=== Data for this exercise ===

════════

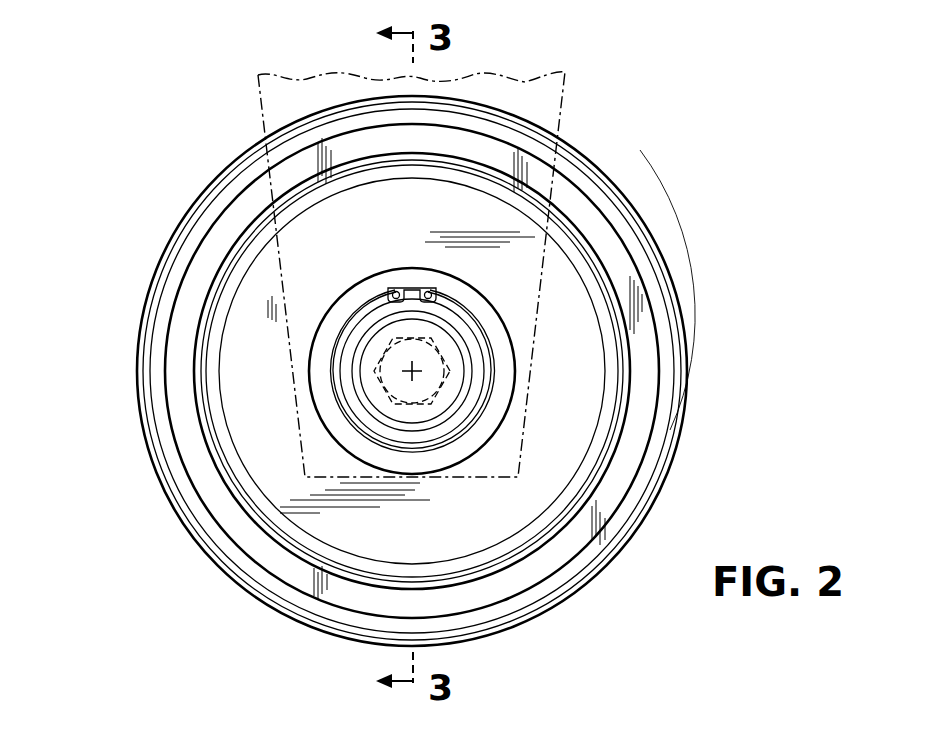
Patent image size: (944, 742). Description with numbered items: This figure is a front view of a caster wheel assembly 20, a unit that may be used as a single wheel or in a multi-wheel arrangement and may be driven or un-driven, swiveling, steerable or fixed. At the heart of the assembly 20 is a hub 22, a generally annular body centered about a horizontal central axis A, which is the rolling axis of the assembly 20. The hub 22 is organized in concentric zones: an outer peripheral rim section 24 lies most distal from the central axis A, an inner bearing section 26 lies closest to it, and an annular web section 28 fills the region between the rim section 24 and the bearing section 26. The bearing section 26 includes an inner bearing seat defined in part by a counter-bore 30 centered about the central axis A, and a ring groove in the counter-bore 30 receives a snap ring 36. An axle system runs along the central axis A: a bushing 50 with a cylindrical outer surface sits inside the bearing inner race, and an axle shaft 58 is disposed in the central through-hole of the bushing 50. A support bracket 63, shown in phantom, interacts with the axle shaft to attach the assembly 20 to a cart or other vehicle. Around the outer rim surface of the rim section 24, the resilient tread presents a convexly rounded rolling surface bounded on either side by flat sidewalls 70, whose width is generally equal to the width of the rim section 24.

The caster wheel assembly 20 is at (92, 182).
The hub 22 is at (663, 318).
The rim section 24 is at (596, 228).
The bearing section 26 is at (368, 292).
The web section 28 is at (335, 527).
The counter-bore 30 is at (340, 350).
The snap ring 36 is at (430, 283).
The bushing 50 is at (411, 391).
The axle shaft 58 is at (478, 379).
The support bracket 63 is at (565, 86).
The sidewalls 70 is at (664, 387).
The central axis A is at (410, 366).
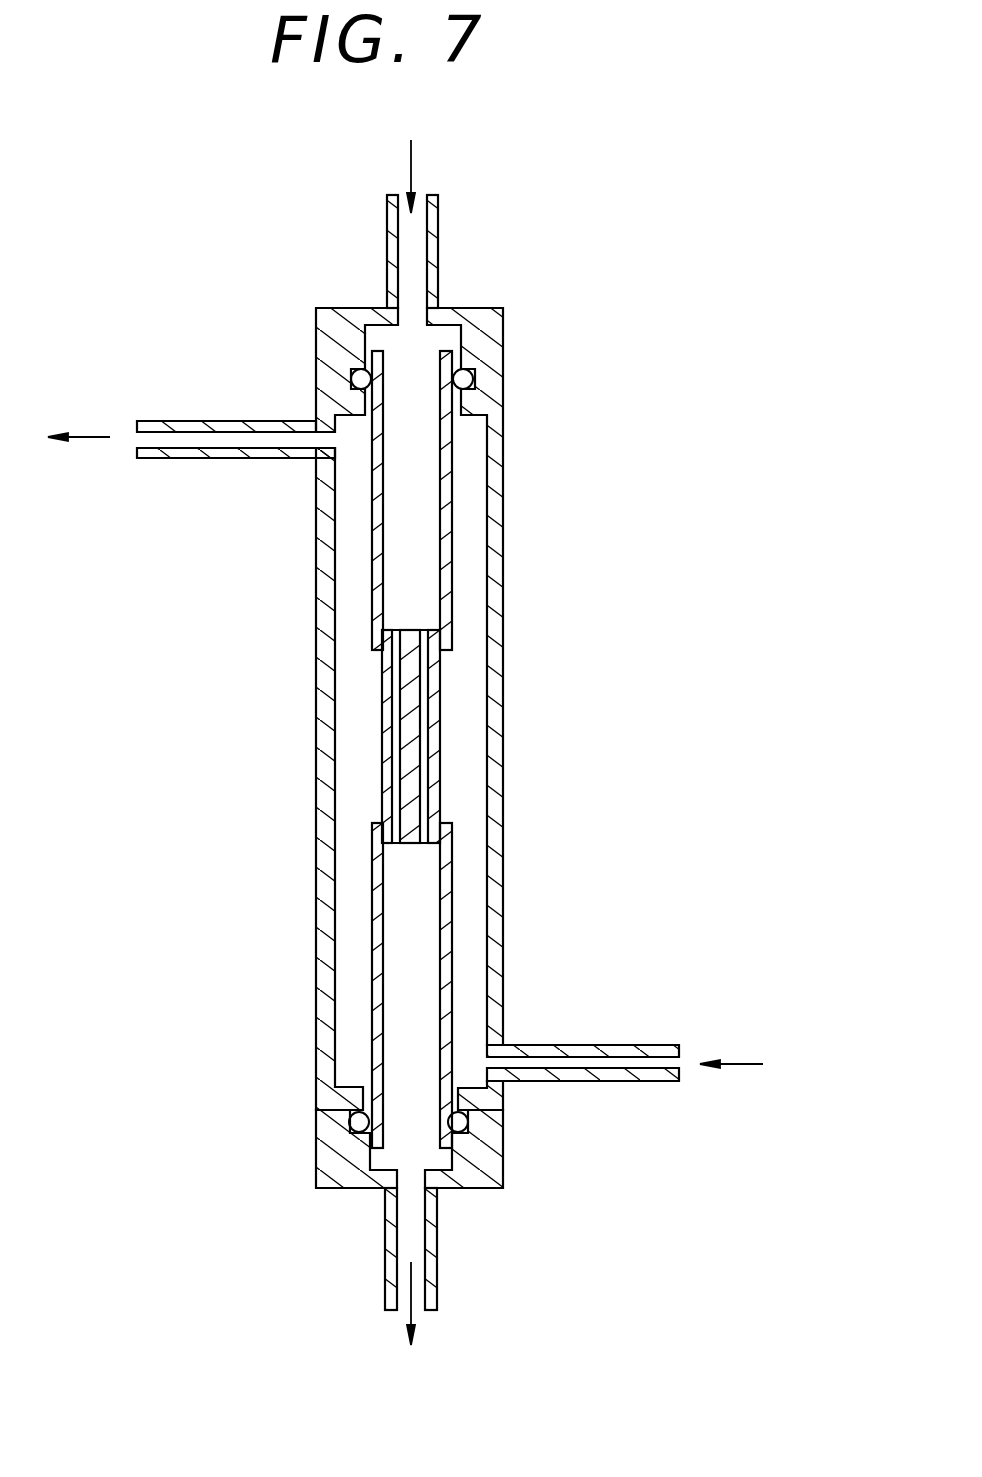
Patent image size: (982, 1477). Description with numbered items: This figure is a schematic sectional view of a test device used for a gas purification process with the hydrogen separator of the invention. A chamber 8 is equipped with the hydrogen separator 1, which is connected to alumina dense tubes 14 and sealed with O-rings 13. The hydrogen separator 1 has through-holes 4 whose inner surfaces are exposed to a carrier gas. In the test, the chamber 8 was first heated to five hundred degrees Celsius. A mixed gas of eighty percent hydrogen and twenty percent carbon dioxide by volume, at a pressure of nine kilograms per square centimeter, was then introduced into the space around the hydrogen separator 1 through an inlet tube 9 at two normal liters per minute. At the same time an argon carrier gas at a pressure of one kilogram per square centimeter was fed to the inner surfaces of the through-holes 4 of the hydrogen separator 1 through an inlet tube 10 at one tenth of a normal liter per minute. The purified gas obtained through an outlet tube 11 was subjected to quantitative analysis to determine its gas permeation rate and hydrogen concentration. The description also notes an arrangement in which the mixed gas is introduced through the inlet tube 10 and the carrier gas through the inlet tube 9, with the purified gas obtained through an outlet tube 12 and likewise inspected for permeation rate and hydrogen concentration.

The hydrogen separator 1 is at (437, 693).
The through-holes 4 is at (397, 777).
The chamber 8 is at (498, 595).
The inlet tube 9 is at (613, 1045).
The inlet tube 10 is at (440, 233).
The outlet tube 11 is at (437, 1252).
The outlet tube 12 is at (219, 420).
The O-rings 13 is at (466, 1125).
The alumina dense tubes 14 is at (452, 518).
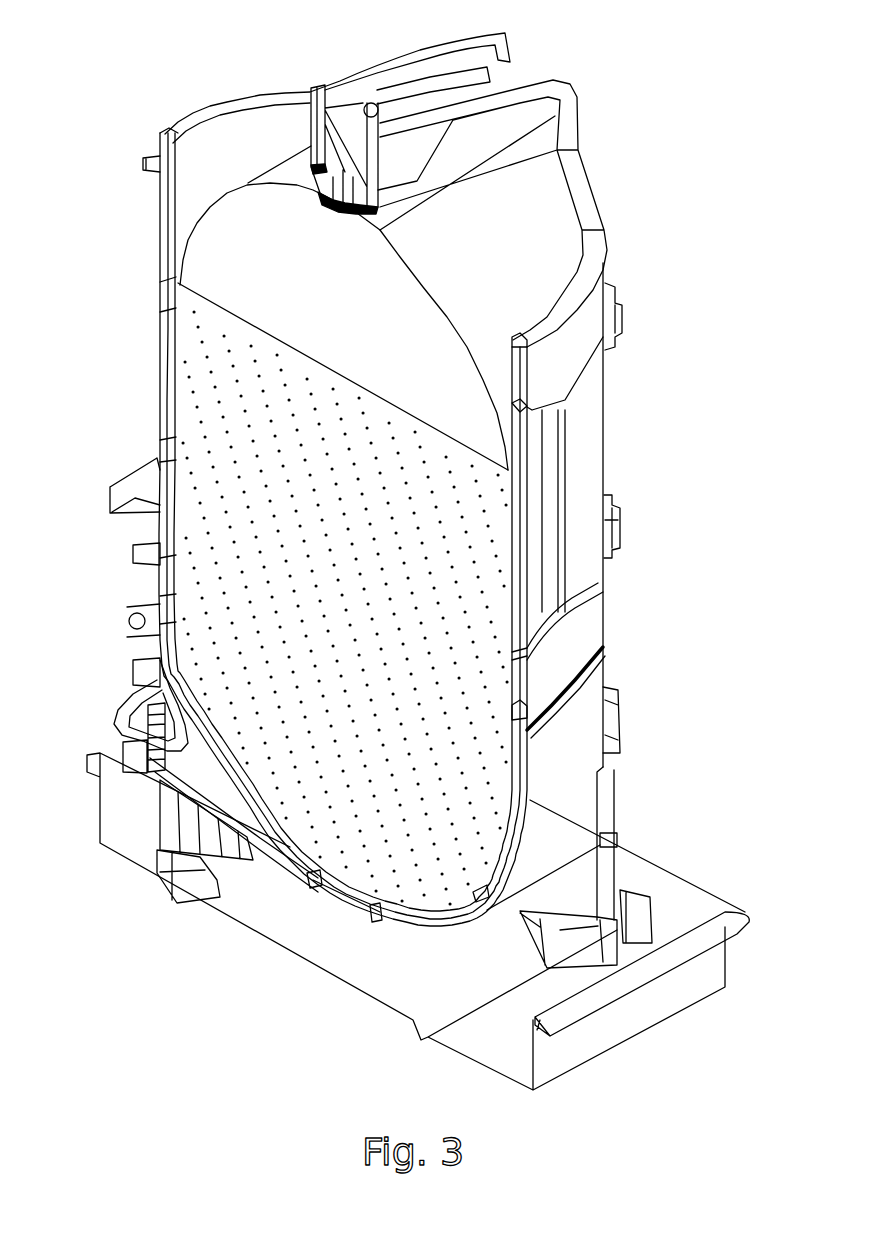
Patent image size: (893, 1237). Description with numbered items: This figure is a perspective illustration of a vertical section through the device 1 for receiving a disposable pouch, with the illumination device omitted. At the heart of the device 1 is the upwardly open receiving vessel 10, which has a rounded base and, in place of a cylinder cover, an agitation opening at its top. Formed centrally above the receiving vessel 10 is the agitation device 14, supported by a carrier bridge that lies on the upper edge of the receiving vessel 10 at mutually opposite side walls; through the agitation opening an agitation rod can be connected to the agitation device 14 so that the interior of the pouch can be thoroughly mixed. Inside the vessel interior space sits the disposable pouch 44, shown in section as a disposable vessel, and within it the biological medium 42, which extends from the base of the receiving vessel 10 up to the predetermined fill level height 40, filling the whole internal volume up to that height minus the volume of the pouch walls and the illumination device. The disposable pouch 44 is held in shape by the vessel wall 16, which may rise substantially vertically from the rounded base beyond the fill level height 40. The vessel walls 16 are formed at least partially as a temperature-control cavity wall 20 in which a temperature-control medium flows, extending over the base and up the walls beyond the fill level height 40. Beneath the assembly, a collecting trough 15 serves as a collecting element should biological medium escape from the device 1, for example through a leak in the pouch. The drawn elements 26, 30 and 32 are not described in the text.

════════

=== Exercise requirements ===
Rewrite every line of the entries above as a numbered list, skipping blank lines and leaving out the pictures.

=== Result of the exercise ===
1. Patent image size: (944, 742). Description with numbered items: This figure is a front view of a caster wheel assembly 20, a unit that may be used as a single wheel or in a multi-wheel arrangement and may be driven or un-driven, swiveling, steerable or fixed. At the heart of the assembly 20 is a hub 22, a generally annular body centered about a horizontal central axis A, which is the rolling axis of the assembly 20. The hub 22 is organized in concentric zones: an outer peripheral rim section 24 lies most distal from the central axis A, an inner bearing section 26 lies closest to it, and an annular web section 28 fills the region between the rim section 24 and the bearing section 26. The bearing section 26 includes an inner bearing seat defined in part by a counter-bore 30 centered about the central axis A, and a ring groove in the counter-bore 30 receives a snap ring 36. An axle system runs along the central axis A: a bushing 50 with a cylindrical outer surface sits inside the bearing inner race, and an axle shaft 58 is disposed in the central through-hole of the bushing 50. A support bracket 63, shown in phantom, interacts with the axle shaft to attach the assembly 20 to a cart or other vehicle. Around the outer rim surface of the rim section 24, the resilient tread presents a convexly rounded rolling surface bounded on either side by flat sidewalls 70, whose width is generally equal to the width of the rim section 24.
2. The caster wheel assembly 20 is at (92, 182).
3. The hub 22 is at (663, 318).
4. The rim section 24 is at (596, 228).
5. The bearing section 26 is at (368, 292).
6. The web section 28 is at (335, 527).
7. The counter-bore 30 is at (340, 350).
8. The snap ring 36 is at (430, 283).
9. The bushing 50 is at (411, 391).
10. The axle shaft 58 is at (478, 379).
11. The support bracket 63 is at (565, 86).
12. The sidewalls 70 is at (664, 387).
13. The central axis A is at (410, 366).
14. Patent image size: (982, 1477). Description with numbered items: This figure is a schematic sectional view of a test device used for a gas purification process with the hydrogen separator of the invention. A chamber 8 is equipped with the hydrogen separator 1, which is connected to alumina dense tubes 14 and sealed with O-rings 13. The hydrogen separator 1 has through-holes 4 whose inner surfaces are exposed to a carrier gas. In the test, the chamber 8 was first heated to five hundred degrees Celsius. A mixed gas of eighty percent hydrogen and twenty percent carbon dioxide by volume, at a pressure of nine kilograms per square centimeter, was then introduced into the space around the hydrogen separator 1 through an inlet tube 9 at two normal liters per minute. At the same time an argon carrier gas at a pressure of one kilogram per square centimeter was fed to the inner surfaces of the through-holes 4 of the hydrogen separator 1 through an inlet tube 10 at one tenth of a normal liter per minute. The purified gas obtained through an outlet tube 11 was subjected to quantitative analysis to determine its gas permeation rate and hydrogen concentration. The description also notes an arrangement in which the mixed gas is introduced through the inlet tube 10 and the carrier gas through the inlet tube 9, with the purified gas obtained through an outlet tube 12 and likewise inspected for permeation rate and hydrogen concentration.
15. The hydrogen separator 1 is at (437, 693).
16. The through-holes 4 is at (397, 777).
17. The chamber 8 is at (498, 595).
18. The inlet tube 9 is at (613, 1045).
19. The inlet tube 10 is at (440, 233).
20. The outlet tube 11 is at (437, 1252).
21. The outlet tube 12 is at (219, 420).
22. The O-rings 13 is at (466, 1125).
23. The alumina dense tubes 14 is at (452, 518).
24. Patent image size: (893, 1237). Description with numbered items: This figure is a perspective illustration of a vertical section through the device 1 for receiving a disposable pouch, with the illumination device omitted. At the heart of the device 1 is the upwardly open receiving vessel 10, which has a rounded base and, in place of a cylinder cover, an agitation opening at its top. Formed centrally above the receiving vessel 10 is the agitation device 14, supported by a carrier bridge that lies on the upper edge of the receiving vessel 10 at mutually opposite side walls; through the agitation opening an agitation rod can be connected to the agitation device 14 so that the interior of the pouch can be thoroughly mixed. Inside the vessel interior space sits the disposable pouch 44, shown in section as a disposable vessel, and within it the biological medium 42, which extends from the base of the receiving vessel 10 up to the predetermined fill level height 40, filling the whole internal volume up to that height minus the volume of the pouch walls and the illumination device. The disposable pouch 44 is held in shape by the vessel wall 16, which may rise substantially vertically from the rounded base beyond the fill level height 40. The vessel walls 16 are formed at least partially as a temperature-control cavity wall 20 in which a temperature-control medium flows, extending over the base and up the walls beyond the fill level height 40. Beneath the assembly, a collecting trough 15 serves as a collecting element should biological medium escape from the device 1, for example through a leak in the pouch. The drawn elements 26, 30 and 32 are not described in the text.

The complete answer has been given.